[Extracted records]
## Begin
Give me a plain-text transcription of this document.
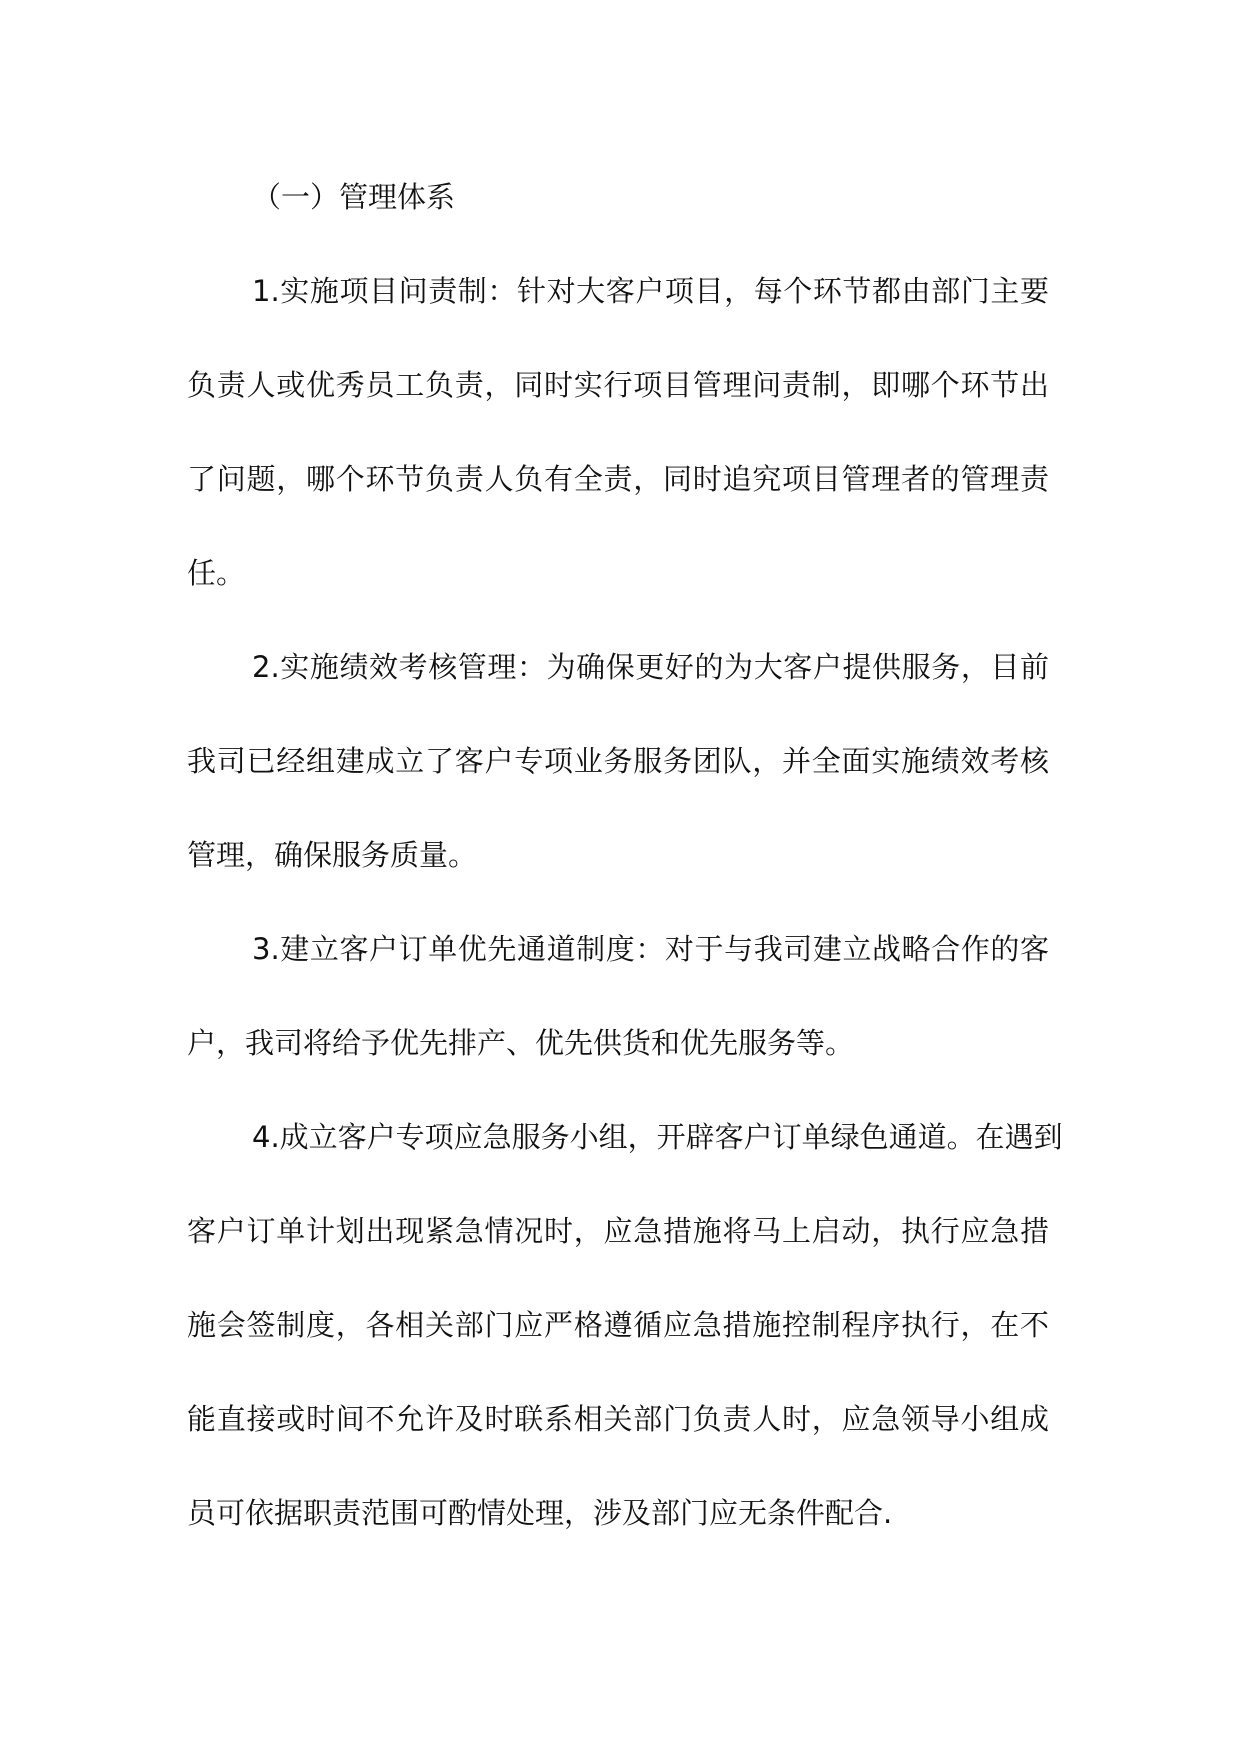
（一）管理体系
1.实施项目问责制：针对大客户项目，每个环节都由部门主要
负责人或优秀员工负责，同时实行项目管理问责制，即哪个环节出
了问题，哪个环节负责人负有全责，同时追究项目管理者的管理责
任。
2.实施绩效考核管理：为确保更好的为大客户提供服务，目前
我司已经组建成立了客户专项业务服务团队，并全面实施绩效考核
管理，确保服务质量。
3.建立客户订单优先通道制度：对于与我司建立战略合作的客
户，我司将给予优先排产、优先供货和优先服务等。
4.成立客户专项应急服务小组，开辟客户订单绿色通道。在遇到
客户订单计划出现紧急情况时，应急措施将马上启动，执行应急措
施会签制度，各相关部门应严格遵循应急措施控制程序执行，在不
能直接或时间不允许及时联系相关部门负责人时，应急领导小组成
员可依据职责范围可酌情处理，涉及部门应无条件配合.
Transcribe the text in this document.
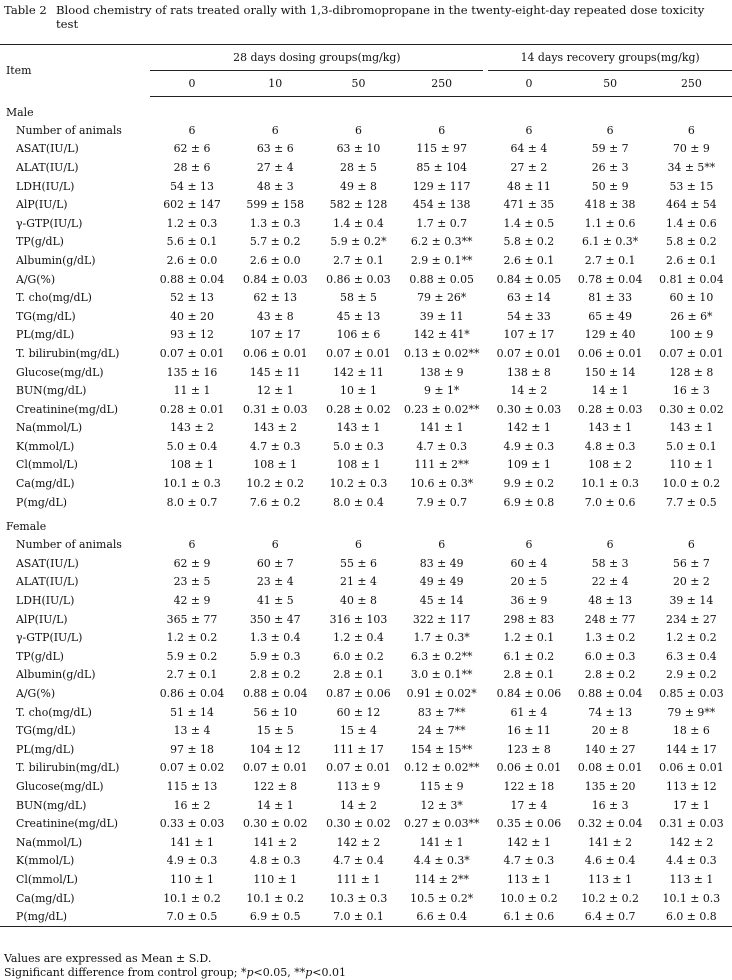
Table 2 Blood chemistry of rats treated orally with 1,3-dibromopropane in the twenty-eight-day repeated dose toxicity test
Item	28 days dosing groups(mg/kg)					14 days recovery groups(mg/kg)		
	0	10	50	250		0	50	250
Male								
Number of animals	6	6	6	6		6	6	6
ASAT(IU/L)	62 ± 6	63 ± 6	63 ± 10	115 ± 97		64 ± 4	59 ± 7	70 ± 9
ALAT(IU/L)	28 ± 6	27 ± 4	28 ± 5	85 ± 104		27 ± 2	26 ± 3	34 ± 5**
LDH(IU/L)	54 ± 13	48 ± 3	49 ± 8	129 ± 117		48 ± 11	50 ± 9	53 ± 15
AlP(IU/L)	602 ± 147	599 ± 158	582 ± 128	454 ± 138		471 ± 35	418 ± 38	464 ± 54
γ-GTP(IU/L)	1.2 ± 0.3	1.3 ± 0.3	1.4 ± 0.4	1.7 ± 0.7		1.4 ± 0.5	1.1 ± 0.6	1.4 ± 0.6
TP(g/dL)	5.6 ± 0.1	5.7 ± 0.2	5.9 ± 0.2*	6.2 ± 0.3**		5.8 ± 0.2	6.1 ± 0.3*	5.8 ± 0.2
Albumin(g/dL)	2.6 ± 0.0	2.6 ± 0.0	2.7 ± 0.1	2.9 ± 0.1**		2.6 ± 0.1	2.7 ± 0.1	2.6 ± 0.1
A/G(%)	0.88 ± 0.04	0.84 ± 0.03	0.86 ± 0.03	0.88 ± 0.05		0.84 ± 0.05	0.78 ± 0.04	0.81 ± 0.04
T. cho(mg/dL)	52 ± 13	62 ± 13	58 ± 5	79 ± 26*		63 ± 14	81 ± 33	60 ± 10
TG(mg/dL)	40 ± 20	43 ± 8	45 ± 13	39 ± 11		54 ± 33	65 ± 49	26 ± 6*
PL(mg/dL)	93 ± 12	107 ± 17	106 ± 6	142 ± 41*		107 ± 17	129 ± 40	100 ± 9
T. bilirubin(mg/dL)	0.07 ± 0.01	0.06 ± 0.01	0.07 ± 0.01	0.13 ± 0.02**		0.07 ± 0.01	0.06 ± 0.01	0.07 ± 0.01
Glucose(mg/dL)	135 ± 16	145 ± 11	142 ± 11	138 ± 9		138 ± 8	150 ± 14	128 ± 8
BUN(mg/dL)	11 ± 1	12 ± 1	10 ± 1	9 ± 1*		14 ± 2	14 ± 1	16 ± 3
Creatinine(mg/dL)	0.28 ± 0.01	0.31 ± 0.03	0.28 ± 0.02	0.23 ± 0.02**		0.30 ± 0.03	0.28 ± 0.03	0.30 ± 0.02
Na(mmol/L)	143 ± 2	143 ± 2	143 ± 1	141 ± 1		142 ± 1	143 ± 1	143 ± 1
K(mmol/L)	5.0 ± 0.4	4.7 ± 0.3	5.0 ± 0.3	4.7 ± 0.3		4.9 ± 0.3	4.8 ± 0.3	5.0 ± 0.1
Cl(mmol/L)	108 ± 1	108 ± 1	108 ± 1	111 ± 2**		109 ± 1	108 ± 2	110 ± 1
Ca(mg/dL)	10.1 ± 0.3	10.2 ± 0.2	10.2 ± 0.3	10.6 ± 0.3*		9.9 ± 0.2	10.1 ± 0.3	10.0 ± 0.2
P(mg/dL)	8.0 ± 0.7	7.6 ± 0.2	8.0 ± 0.4	7.9 ± 0.7		6.9 ± 0.8	7.0 ± 0.6	7.7 ± 0.5
Female								
Number of animals	6	6	6	6		6	6	6
ASAT(IU/L)	62 ± 9	60 ± 7	55 ± 6	83 ± 49		60 ± 4	58 ± 3	56 ± 7
ALAT(IU/L)	23 ± 5	23 ± 4	21 ± 4	49 ± 49		20 ± 5	22 ± 4	20 ± 2
LDH(IU/L)	42 ± 9	41 ± 5	40 ± 8	45 ± 14		36 ± 9	48 ± 13	39 ± 14
AlP(IU/L)	365 ± 77	350 ± 47	316 ± 103	322 ± 117		298 ± 83	248 ± 77	234 ± 27
γ-GTP(IU/L)	1.2 ± 0.2	1.3 ± 0.4	1.2 ± 0.4	1.7 ± 0.3*		1.2 ± 0.1	1.3 ± 0.2	1.2 ± 0.2
TP(g/dL)	5.9 ± 0.2	5.9 ± 0.3	6.0 ± 0.2	6.3 ± 0.2**		6.1 ± 0.2	6.0 ± 0.3	6.3 ± 0.4
Albumin(g/dL)	2.7 ± 0.1	2.8 ± 0.2	2.8 ± 0.1	3.0 ± 0.1**		2.8 ± 0.1	2.8 ± 0.2	2.9 ± 0.2
A/G(%)	0.86 ± 0.04	0.88 ± 0.04	0.87 ± 0.06	0.91 ± 0.02*		0.84 ± 0.06	0.88 ± 0.04	0.85 ± 0.03
T. cho(mg/dL)	51 ± 14	56 ± 10	60 ± 12	83 ± 7**		61 ± 4	74 ± 13	79 ± 9**
TG(mg/dL)	13 ± 4	15 ± 5	15 ± 4	24 ± 7**		16 ± 11	20 ± 8	18 ± 6
PL(mg/dL)	97 ± 18	104 ± 12	111 ± 17	154 ± 15**		123 ± 8	140 ± 27	144 ± 17
T. bilirubin(mg/dL)	0.07 ± 0.02	0.07 ± 0.01	0.07 ± 0.01	0.12 ± 0.02**		0.06 ± 0.01	0.08 ± 0.01	0.06 ± 0.01
Glucose(mg/dL)	115 ± 13	122 ± 8	113 ± 9	115 ± 9		122 ± 18	135 ± 20	113 ± 12
BUN(mg/dL)	16 ± 2	14 ± 1	14 ± 2	12 ± 3*		17 ± 4	16 ± 3	17 ± 1
Creatinine(mg/dL)	0.33 ± 0.03	0.30 ± 0.02	0.30 ± 0.02	0.27 ± 0.03**		0.35 ± 0.06	0.32 ± 0.04	0.31 ± 0.03
Na(mmol/L)	141 ± 1	141 ± 2	142 ± 2	141 ± 1		142 ± 1	141 ± 2	142 ± 2
K(mmol/L)	4.9 ± 0.3	4.8 ± 0.3	4.7 ± 0.4	4.4 ± 0.3*		4.7 ± 0.3	4.6 ± 0.4	4.4 ± 0.3
Cl(mmol/L)	110 ± 1	110 ± 1	111 ± 1	114 ± 2**		113 ± 1	113 ± 1	113 ± 1
Ca(mg/dL)	10.1 ± 0.2	10.1 ± 0.2	10.3 ± 0.3	10.5 ± 0.2*		10.0 ± 0.2	10.2 ± 0.2	10.1 ± 0.3
P(mg/dL)	7.0 ± 0.5	6.9 ± 0.5	7.0 ± 0.1	6.6 ± 0.4		6.1 ± 0.6	6.4 ± 0.7	6.0 ± 0.8
Values are expressed as Mean ± S.D.
Significant difference from control group; *p<0.05, **p<0.01
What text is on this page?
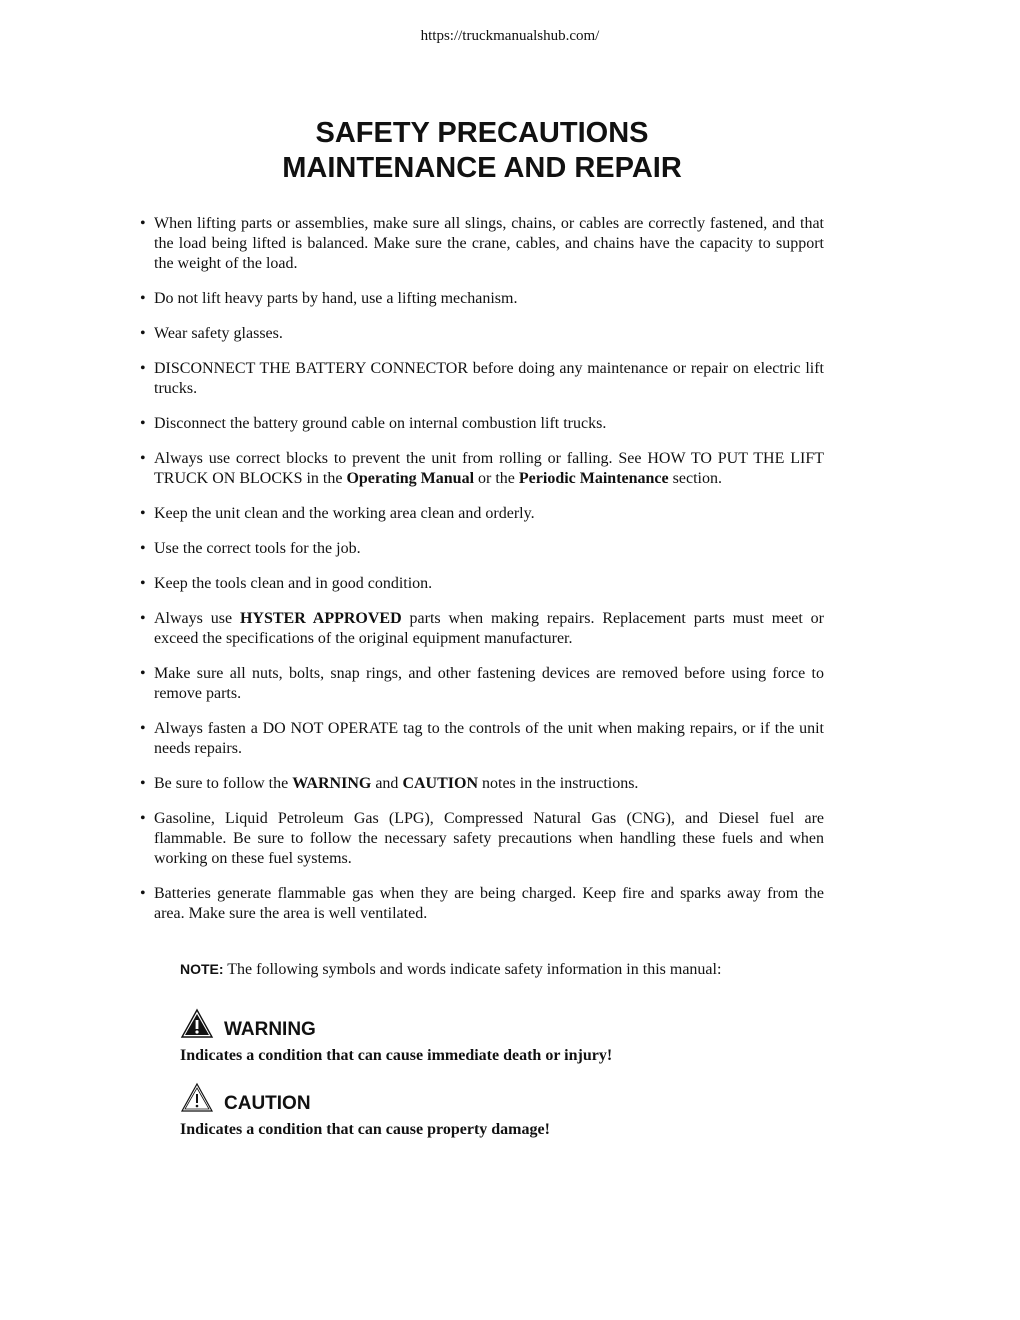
https://truckmanualshub.com/
SAFETY PRECAUTIONS
MAINTENANCE AND REPAIR
• When lifting parts or assemblies, make sure all slings, chains, or cables are correctly fastened, and that the load being lifted is balanced. Make sure the crane, cables, and chains have the capacity to support the weight of the load.
• Do not lift heavy parts by hand, use a lifting mechanism.
• Wear safety glasses.
• DISCONNECT THE BATTERY CONNECTOR before doing any maintenance or repair on electric lift trucks.
• Disconnect the battery ground cable on internal combustion lift trucks.
• Always use correct blocks to prevent the unit from rolling or falling. See HOW TO PUT THE LIFT TRUCK ON BLOCKS in the Operating Manual or the Periodic Maintenance section.
• Keep the unit clean and the working area clean and orderly.
• Use the correct tools for the job.
• Keep the tools clean and in good condition.
• Always use HYSTER APPROVED parts when making repairs. Replacement parts must meet or exceed the specifications of the original equipment manufacturer.
• Make sure all nuts, bolts, snap rings, and other fastening devices are removed before using force to remove parts.
• Always fasten a DO NOT OPERATE tag to the controls of the unit when making repairs, or if the unit needs repairs.
• Be sure to follow the WARNING and CAUTION notes in the instructions.
• Gasoline, Liquid Petroleum Gas (LPG), Compressed Natural Gas (CNG), and Diesel fuel are flammable. Be sure to follow the necessary safety precautions when handling these fuels and when working on these fuel systems.
• Batteries generate flammable gas when they are being charged. Keep fire and sparks away from the area. Make sure the area is well ventilated.
NOTE: The following symbols and words indicate safety information in this manual:
WARNING
Indicates a condition that can cause immediate death or injury!
CAUTION
Indicates a condition that can cause property damage!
## End
◆ WRITTEN PROBLEM
Extract each line from the listing that holds the word "being".

◆ RESULT
• When lifting parts or assemblies, make sure all slings, chains, or cables are correctly fastened, and that the load being lifted is balanced. Make sure the crane, cables, and chains have the capacity to support the weight of the load.
• Batteries generate flammable gas when they are being charged. Keep fire and sparks away from the area. Make sure the area is well ventilated.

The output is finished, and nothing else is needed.